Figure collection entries
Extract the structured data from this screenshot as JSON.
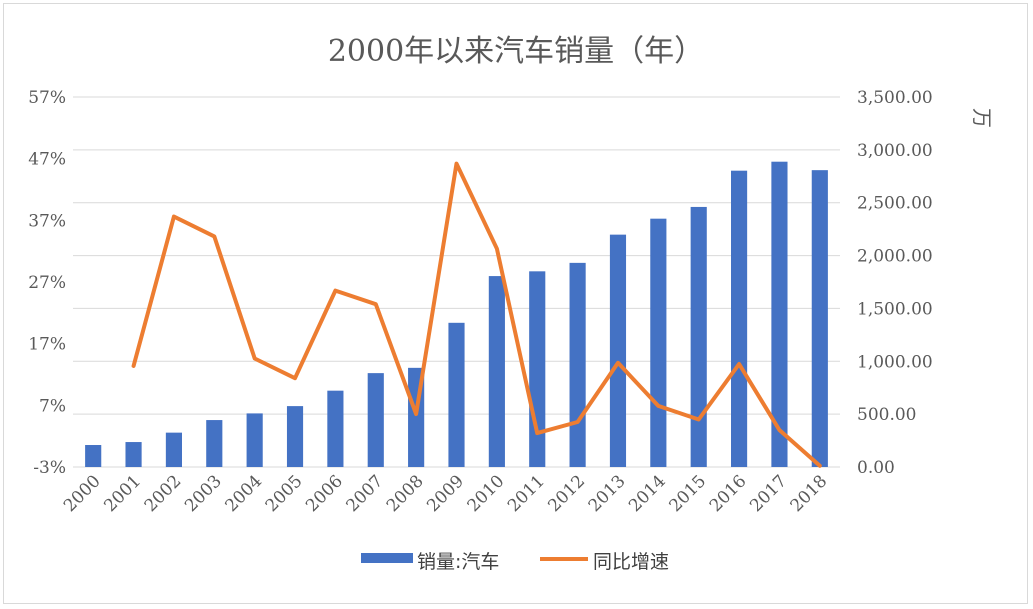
{
  "chart_data": {
    "type": "bar+line",
    "title": "2000年以来汽车销量（年）",
    "categories": [
      "2000",
      "2001",
      "2002",
      "2003",
      "2004",
      "2005",
      "2006",
      "2007",
      "2008",
      "2009",
      "2010",
      "2011",
      "2012",
      "2013",
      "2014",
      "2015",
      "2016",
      "2017",
      "2018"
    ],
    "series": [
      {
        "name": "销量:汽车",
        "type": "bar",
        "axis": "right",
        "color": "#4472C4",
        "values": [
          208,
          236,
          325,
          444,
          507,
          576,
          722,
          888,
          938,
          1364,
          1806,
          1851,
          1931,
          2198,
          2349,
          2460,
          2803,
          2888,
          2808
        ]
      },
      {
        "name": "同比增速",
        "type": "line",
        "axis": "left",
        "color": "#ED7D31",
        "values": [
          null,
          13.4,
          37.6,
          34.4,
          14.6,
          11.4,
          25.6,
          23.4,
          5.6,
          46.2,
          32.4,
          2.5,
          4.3,
          13.9,
          6.9,
          4.7,
          13.7,
          3.0,
          -2.8
        ]
      }
    ],
    "y_left": {
      "min": -3,
      "max": 57,
      "ticks": [
        "57%",
        "47%",
        "37%",
        "27%",
        "17%",
        "7%",
        "-3%"
      ]
    },
    "y_right": {
      "min": 0,
      "max": 3500,
      "ticks": [
        "3,500.00",
        "3,000.00",
        "2,500.00",
        "2,000.00",
        "1,500.00",
        "1,000.00",
        "500.00",
        "0.00"
      ],
      "unit": "万"
    },
    "grid": true,
    "legend": "bottom"
  }
}
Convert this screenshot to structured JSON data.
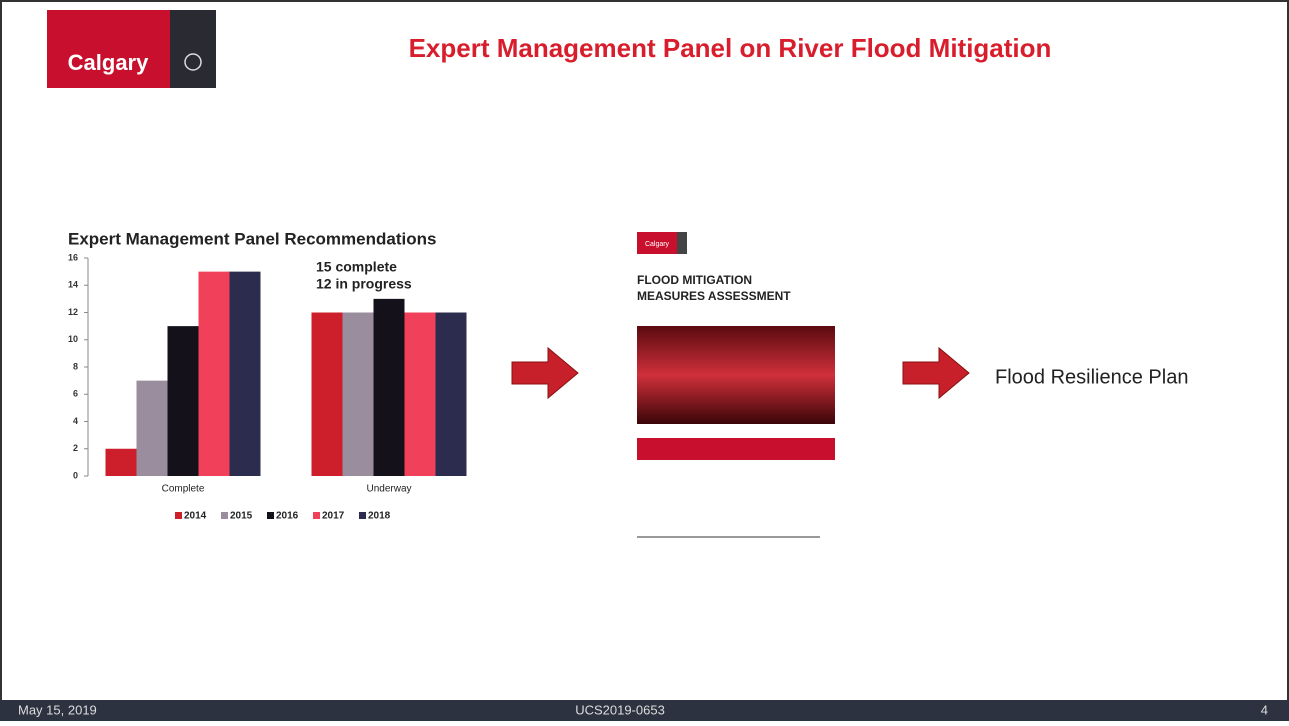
{
  "header": {
    "logo": "Calgary",
    "title": "Expert Management Panel on River Flood Mitigation"
  },
  "chart_data": {
    "type": "bar",
    "title": "Expert Management Panel Recommendations",
    "annotation": [
      "15 complete",
      "12 in progress"
    ],
    "categories": [
      "Complete",
      "Underway"
    ],
    "series": [
      {
        "name": "2014",
        "color": "#cc1f2b",
        "values": [
          2,
          12
        ]
      },
      {
        "name": "2015",
        "color": "#9a8e9e",
        "values": [
          7,
          12
        ]
      },
      {
        "name": "2016",
        "color": "#15111a",
        "values": [
          11,
          13
        ]
      },
      {
        "name": "2017",
        "color": "#f0405a",
        "values": [
          15,
          12
        ]
      },
      {
        "name": "2018",
        "color": "#2c2d4e",
        "values": [
          15,
          12
        ]
      }
    ],
    "ylim": [
      0,
      16
    ],
    "yticks": [
      0,
      2,
      4,
      6,
      8,
      10,
      12,
      14,
      16
    ],
    "legend": "bottom"
  },
  "document": {
    "logo": "Calgary",
    "title": [
      "FLOOD MITIGATION",
      "MEASURES ASSESSMENT"
    ]
  },
  "result": "Flood Resilience Plan",
  "footer": {
    "date": "May 15, 2019",
    "code": "UCS2019-0653",
    "page": "4"
  }
}
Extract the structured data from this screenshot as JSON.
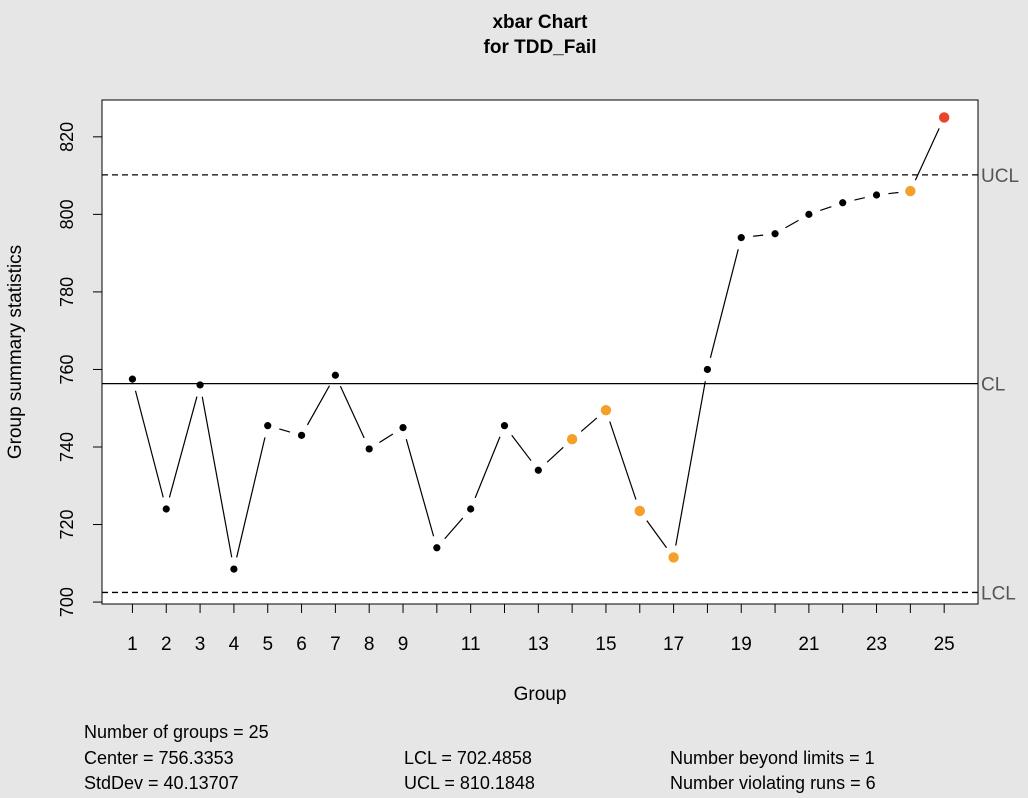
{
  "chart_data": {
    "type": "line",
    "title": "xbar Chart",
    "subtitle": "for TDD_Fail",
    "xlabel": "Group",
    "ylabel": "Group summary statistics",
    "x_tick_labels": [
      "1",
      "2",
      "3",
      "4",
      "5",
      "6",
      "7",
      "8",
      "9",
      "11",
      "13",
      "15",
      "17",
      "19",
      "21",
      "23",
      "25"
    ],
    "x_tick_values": [
      1,
      2,
      3,
      4,
      5,
      6,
      7,
      8,
      9,
      11,
      13,
      15,
      17,
      19,
      21,
      23,
      25
    ],
    "y_ticks": [
      700,
      720,
      740,
      760,
      780,
      800,
      820
    ],
    "xlim": [
      0.1,
      26.0
    ],
    "ylim": [
      699.5,
      829.5
    ],
    "series": [
      {
        "name": "TDD_Fail",
        "x": [
          1,
          2,
          3,
          4,
          5,
          6,
          7,
          8,
          9,
          10,
          11,
          12,
          13,
          14,
          15,
          16,
          17,
          18,
          19,
          20,
          21,
          22,
          23,
          24,
          25
        ],
        "values": [
          757.5,
          724,
          756,
          708.5,
          745.5,
          743,
          758.5,
          739.5,
          745,
          714,
          724,
          745.5,
          734,
          742,
          749.5,
          723.5,
          711.5,
          760,
          794,
          795,
          800,
          803,
          805,
          806,
          825
        ],
        "status": [
          "normal",
          "normal",
          "normal",
          "normal",
          "normal",
          "normal",
          "normal",
          "normal",
          "normal",
          "normal",
          "normal",
          "normal",
          "normal",
          "run",
          "run",
          "run",
          "run",
          "normal",
          "normal",
          "normal",
          "normal",
          "normal",
          "normal",
          "run",
          "beyond"
        ]
      }
    ],
    "control_lines": [
      {
        "label": "UCL",
        "value": 810.1848,
        "style": "dashed"
      },
      {
        "label": "CL",
        "value": 756.3353,
        "style": "solid"
      },
      {
        "label": "LCL",
        "value": 702.4858,
        "style": "dashed"
      }
    ],
    "colors": {
      "normal": "#000000",
      "run": "#f5a02a",
      "beyond": "#e8452c"
    }
  },
  "stats": {
    "groups": "Number of groups = 25",
    "center": "Center = 756.3353",
    "stddev": "StdDev = 40.13707",
    "lcl": "LCL = 702.4858",
    "ucl": "UCL = 810.1848",
    "beyond": "Number beyond limits = 1",
    "runs": "Number violating runs = 6"
  }
}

AIM
Copy out the data above exactly, except the pictures.

ANSWER TO THE TASK
Extract the structured data from this screenshot as JSON.
{
  "chart_data": {
    "type": "bar+line",
    "title": "2000年以来汽车销量（年）",
    "categories": [
      "2000",
      "2001",
      "2002",
      "2003",
      "2004",
      "2005",
      "2006",
      "2007",
      "2008",
      "2009",
      "2010",
      "2011",
      "2012",
      "2013",
      "2014",
      "2015",
      "2016",
      "2017",
      "2018"
    ],
    "series": [
      {
        "name": "销量:汽车",
        "type": "bar",
        "axis": "right",
        "color": "#4472C4",
        "values": [
          208,
          236,
          325,
          444,
          507,
          576,
          722,
          888,
          938,
          1364,
          1806,
          1851,
          1931,
          2198,
          2349,
          2460,
          2803,
          2888,
          2808
        ]
      },
      {
        "name": "同比增速",
        "type": "line",
        "axis": "left",
        "color": "#ED7D31",
        "values": [
          null,
          13.4,
          37.6,
          34.4,
          14.6,
          11.4,
          25.6,
          23.4,
          5.6,
          46.2,
          32.4,
          2.5,
          4.3,
          13.9,
          6.9,
          4.7,
          13.7,
          3.0,
          -2.8
        ]
      }
    ],
    "y_left": {
      "min": -3,
      "max": 57,
      "ticks": [
        "57%",
        "47%",
        "37%",
        "27%",
        "17%",
        "7%",
        "-3%"
      ]
    },
    "y_right": {
      "min": 0,
      "max": 3500,
      "ticks": [
        "3,500.00",
        "3,000.00",
        "2,500.00",
        "2,000.00",
        "1,500.00",
        "1,000.00",
        "500.00",
        "0.00"
      ],
      "unit": "万"
    },
    "grid": true,
    "legend": "bottom"
  }
}
Convert this screenshot to structured JSON data.
{
  "header": {
    "logo": "Calgary",
    "title": "Expert Management Panel on River Flood Mitigation"
  },
  "chart_data": {
    "type": "bar",
    "title": "Expert Management Panel Recommendations",
    "annotation": [
      "15 complete",
      "12 in progress"
    ],
    "categories": [
      "Complete",
      "Underway"
    ],
    "series": [
      {
        "name": "2014",
        "color": "#cc1f2b",
        "values": [
          2,
          12
        ]
      },
      {
        "name": "2015",
        "color": "#9a8e9e",
        "values": [
          7,
          12
        ]
      },
      {
        "name": "2016",
        "color": "#15111a",
        "values": [
          11,
          13
        ]
      },
      {
        "name": "2017",
        "color": "#f0405a",
        "values": [
          15,
          12
        ]
      },
      {
        "name": "2018",
        "color": "#2c2d4e",
        "values": [
          15,
          12
        ]
      }
    ],
    "ylim": [
      0,
      16
    ],
    "yticks": [
      0,
      2,
      4,
      6,
      8,
      10,
      12,
      14,
      16
    ],
    "legend": "bottom"
  },
  "document": {
    "logo": "Calgary",
    "title": [
      "FLOOD MITIGATION",
      "MEASURES ASSESSMENT"
    ]
  },
  "result": "Flood Resilience Plan",
  "footer": {
    "date": "May 15, 2019",
    "code": "UCS2019-0653",
    "page": "4"
  }
}
Extract the structured data from this screenshot as JSON.
{
  "chart_data": {
    "type": "line",
    "title": "xbar Chart",
    "subtitle": "for TDD_Fail",
    "xlabel": "Group",
    "ylabel": "Group summary statistics",
    "x_tick_labels": [
      "1",
      "2",
      "3",
      "4",
      "5",
      "6",
      "7",
      "8",
      "9",
      "11",
      "13",
      "15",
      "17",
      "19",
      "21",
      "23",
      "25"
    ],
    "x_tick_values": [
      1,
      2,
      3,
      4,
      5,
      6,
      7,
      8,
      9,
      11,
      13,
      15,
      17,
      19,
      21,
      23,
      25
    ],
    "y_ticks": [
      700,
      720,
      740,
      760,
      780,
      800,
      820
    ],
    "xlim": [
      0.1,
      26.0
    ],
    "ylim": [
      699.5,
      829.5
    ],
    "series": [
      {
        "name": "TDD_Fail",
        "x": [
          1,
          2,
          3,
          4,
          5,
          6,
          7,
          8,
          9,
          10,
          11,
          12,
          13,
          14,
          15,
          16,
          17,
          18,
          19,
          20,
          21,
          22,
          23,
          24,
          25
        ],
        "values": [
          757.5,
          724,
          756,
          708.5,
          745.5,
          743,
          758.5,
          739.5,
          745,
          714,
          724,
          745.5,
          734,
          742,
          749.5,
          723.5,
          711.5,
          760,
          794,
          795,
          800,
          803,
          805,
          806,
          825
        ],
        "status": [
          "normal",
          "normal",
          "normal",
          "normal",
          "normal",
          "normal",
          "normal",
          "normal",
          "normal",
          "normal",
          "normal",
          "normal",
          "normal",
          "run",
          "run",
          "run",
          "run",
          "normal",
          "normal",
          "normal",
          "normal",
          "normal",
          "normal",
          "run",
          "beyond"
        ]
      }
    ],
    "control_lines": [
      {
        "label": "UCL",
        "value": 810.1848,
        "style": "dashed"
      },
      {
        "label": "CL",
        "value": 756.3353,
        "style": "solid"
      },
      {
        "label": "LCL",
        "value": 702.4858,
        "style": "dashed"
      }
    ],
    "colors": {
      "normal": "#000000",
      "run": "#f5a02a",
      "beyond": "#e8452c"
    }
  },
  "stats": {
    "groups": "Number of groups = 25",
    "center": "Center = 756.3353",
    "stddev": "StdDev = 40.13707",
    "lcl": "LCL = 702.4858",
    "ucl": "UCL = 810.1848",
    "beyond": "Number beyond limits = 1",
    "runs": "Number violating runs = 6"
  }
}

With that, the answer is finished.